Problem requirements: Reproduce the material in full, exactly as written.

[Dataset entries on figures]
━━━

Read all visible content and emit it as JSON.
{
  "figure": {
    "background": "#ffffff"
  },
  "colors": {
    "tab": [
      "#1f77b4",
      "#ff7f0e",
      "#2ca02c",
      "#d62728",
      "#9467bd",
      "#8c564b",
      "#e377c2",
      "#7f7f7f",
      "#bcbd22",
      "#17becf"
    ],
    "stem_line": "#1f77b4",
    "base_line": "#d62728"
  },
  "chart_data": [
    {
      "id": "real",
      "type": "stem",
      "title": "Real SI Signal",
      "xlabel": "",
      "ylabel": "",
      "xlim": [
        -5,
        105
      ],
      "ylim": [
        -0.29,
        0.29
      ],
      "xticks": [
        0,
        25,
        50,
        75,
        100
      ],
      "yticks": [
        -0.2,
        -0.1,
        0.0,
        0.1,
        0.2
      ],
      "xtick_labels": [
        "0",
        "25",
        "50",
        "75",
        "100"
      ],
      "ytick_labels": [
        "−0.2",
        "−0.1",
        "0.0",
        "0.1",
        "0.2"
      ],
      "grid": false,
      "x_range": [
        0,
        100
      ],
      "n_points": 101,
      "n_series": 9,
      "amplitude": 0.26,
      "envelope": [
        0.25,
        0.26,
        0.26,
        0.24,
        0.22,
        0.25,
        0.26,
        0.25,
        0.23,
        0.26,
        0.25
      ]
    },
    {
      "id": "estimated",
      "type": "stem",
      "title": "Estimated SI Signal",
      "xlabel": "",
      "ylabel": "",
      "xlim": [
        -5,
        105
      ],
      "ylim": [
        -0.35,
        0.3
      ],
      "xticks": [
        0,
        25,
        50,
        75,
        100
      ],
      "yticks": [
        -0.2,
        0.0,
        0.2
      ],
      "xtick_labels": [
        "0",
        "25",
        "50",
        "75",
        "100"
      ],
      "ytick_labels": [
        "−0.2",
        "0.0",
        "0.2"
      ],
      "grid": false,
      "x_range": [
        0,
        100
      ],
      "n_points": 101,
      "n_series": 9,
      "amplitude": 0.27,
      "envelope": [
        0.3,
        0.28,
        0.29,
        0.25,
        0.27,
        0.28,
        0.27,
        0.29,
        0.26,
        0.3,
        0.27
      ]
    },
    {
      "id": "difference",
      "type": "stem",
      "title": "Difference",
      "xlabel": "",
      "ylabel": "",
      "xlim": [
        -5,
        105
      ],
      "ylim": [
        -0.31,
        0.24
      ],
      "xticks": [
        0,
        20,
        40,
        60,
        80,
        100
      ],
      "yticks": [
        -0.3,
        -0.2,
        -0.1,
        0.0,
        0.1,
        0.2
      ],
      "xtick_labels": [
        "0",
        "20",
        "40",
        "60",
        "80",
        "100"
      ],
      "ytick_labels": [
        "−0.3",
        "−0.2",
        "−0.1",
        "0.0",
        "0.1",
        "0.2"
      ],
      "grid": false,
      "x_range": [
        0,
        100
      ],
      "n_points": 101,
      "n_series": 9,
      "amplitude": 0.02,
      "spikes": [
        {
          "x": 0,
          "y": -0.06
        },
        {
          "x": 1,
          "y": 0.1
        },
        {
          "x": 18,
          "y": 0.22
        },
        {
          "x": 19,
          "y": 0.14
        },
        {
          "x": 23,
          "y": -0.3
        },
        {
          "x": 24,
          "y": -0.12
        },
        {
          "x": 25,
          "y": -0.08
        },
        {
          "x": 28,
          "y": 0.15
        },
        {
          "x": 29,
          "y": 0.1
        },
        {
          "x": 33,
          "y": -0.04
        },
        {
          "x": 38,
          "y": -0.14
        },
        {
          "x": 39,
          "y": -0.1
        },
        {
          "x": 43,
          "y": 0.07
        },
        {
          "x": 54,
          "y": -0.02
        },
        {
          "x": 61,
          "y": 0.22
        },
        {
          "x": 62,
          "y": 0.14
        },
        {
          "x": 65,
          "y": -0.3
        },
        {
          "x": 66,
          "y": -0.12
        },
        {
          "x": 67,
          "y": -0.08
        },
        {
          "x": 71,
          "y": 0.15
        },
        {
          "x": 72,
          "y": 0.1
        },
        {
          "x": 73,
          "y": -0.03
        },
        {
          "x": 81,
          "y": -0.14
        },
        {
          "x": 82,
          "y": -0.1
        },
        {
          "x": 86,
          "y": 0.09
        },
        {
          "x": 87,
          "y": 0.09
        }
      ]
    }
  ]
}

━━━

Task answer:
Read all visible content and emit it as JSON.
{
  "figure": {
    "background": "#ffffff"
  },
  "colors": {
    "tab": [
      "#1f77b4",
      "#ff7f0e",
      "#2ca02c",
      "#d62728",
      "#9467bd",
      "#8c564b",
      "#e377c2",
      "#7f7f7f",
      "#bcbd22",
      "#17becf"
    ],
    "stem_line": "#1f77b4",
    "base_line": "#d62728"
  },
  "chart_data": [
    {
      "id": "real",
      "type": "stem",
      "title": "Real SI Signal",
      "xlabel": "",
      "ylabel": "",
      "xlim": [
        -5,
        105
      ],
      "ylim": [
        -0.29,
        0.29
      ],
      "xticks": [
        0,
        25,
        50,
        75,
        100
      ],
      "yticks": [
        -0.2,
        -0.1,
        0.0,
        0.1,
        0.2
      ],
      "xtick_labels": [
        "0",
        "25",
        "50",
        "75",
        "100"
      ],
      "ytick_labels": [
        "−0.2",
        "−0.1",
        "0.0",
        "0.1",
        "0.2"
      ],
      "grid": false,
      "x_range": [
        0,
        100
      ],
      "n_points": 101,
      "n_series": 9,
      "amplitude": 0.26,
      "envelope": [
        0.25,
        0.26,
        0.26,
        0.24,
        0.22,
        0.25,
        0.26,
        0.25,
        0.23,
        0.26,
        0.25
      ]
    },
    {
      "id": "estimated",
      "type": "stem",
      "title": "Estimated SI Signal",
      "xlabel": "",
      "ylabel": "",
      "xlim": [
        -5,
        105
      ],
      "ylim": [
        -0.35,
        0.3
      ],
      "xticks": [
        0,
        25,
        50,
        75,
        100
      ],
      "yticks": [
        -0.2,
        0.0,
        0.2
      ],
      "xtick_labels": [
        "0",
        "25",
        "50",
        "75",
        "100"
      ],
      "ytick_labels": [
        "−0.2",
        "0.0",
        "0.2"
      ],
      "grid": false,
      "x_range": [
        0,
        100
      ],
      "n_points": 101,
      "n_series": 9,
      "amplitude": 0.27,
      "envelope": [
        0.3,
        0.28,
        0.29,
        0.25,
        0.27,
        0.28,
        0.27,
        0.29,
        0.26,
        0.3,
        0.27
      ]
    },
    {
      "id": "difference",
      "type": "stem",
      "title": "Difference",
      "xlabel": "",
      "ylabel": "",
      "xlim": [
        -5,
        105
      ],
      "ylim": [
        -0.31,
        0.24
      ],
      "xticks": [
        0,
        20,
        40,
        60,
        80,
        100
      ],
      "yticks": [
        -0.3,
        -0.2,
        -0.1,
        0.0,
        0.1,
        0.2
      ],
      "xtick_labels": [
        "0",
        "20",
        "40",
        "60",
        "80",
        "100"
      ],
      "ytick_labels": [
        "−0.3",
        "−0.2",
        "−0.1",
        "0.0",
        "0.1",
        "0.2"
      ],
      "grid": false,
      "x_range": [
        0,
        100
      ],
      "n_points": 101,
      "n_series": 9,
      "amplitude": 0.02,
      "spikes": [
        {
          "x": 0,
          "y": -0.06
        },
        {
          "x": 1,
          "y": 0.1
        },
        {
          "x": 18,
          "y": 0.22
        },
        {
          "x": 19,
          "y": 0.14
        },
        {
          "x": 23,
          "y": -0.3
        },
        {
          "x": 24,
          "y": -0.12
        },
        {
          "x": 25,
          "y": -0.08
        },
        {
          "x": 28,
          "y": 0.15
        },
        {
          "x": 29,
          "y": 0.1
        },
        {
          "x": 33,
          "y": -0.04
        },
        {
          "x": 38,
          "y": -0.14
        },
        {
          "x": 39,
          "y": -0.1
        },
        {
          "x": 43,
          "y": 0.07
        },
        {
          "x": 54,
          "y": -0.02
        },
        {
          "x": 61,
          "y": 0.22
        },
        {
          "x": 62,
          "y": 0.14
        },
        {
          "x": 65,
          "y": -0.3
        },
        {
          "x": 66,
          "y": -0.12
        },
        {
          "x": 67,
          "y": -0.08
        },
        {
          "x": 71,
          "y": 0.15
        },
        {
          "x": 72,
          "y": 0.1
        },
        {
          "x": 73,
          "y": -0.03
        },
        {
          "x": 81,
          "y": -0.14
        },
        {
          "x": 82,
          "y": -0.1
        },
        {
          "x": 86,
          "y": 0.09
        },
        {
          "x": 87,
          "y": 0.09
        }
      ]
    }
  ]
}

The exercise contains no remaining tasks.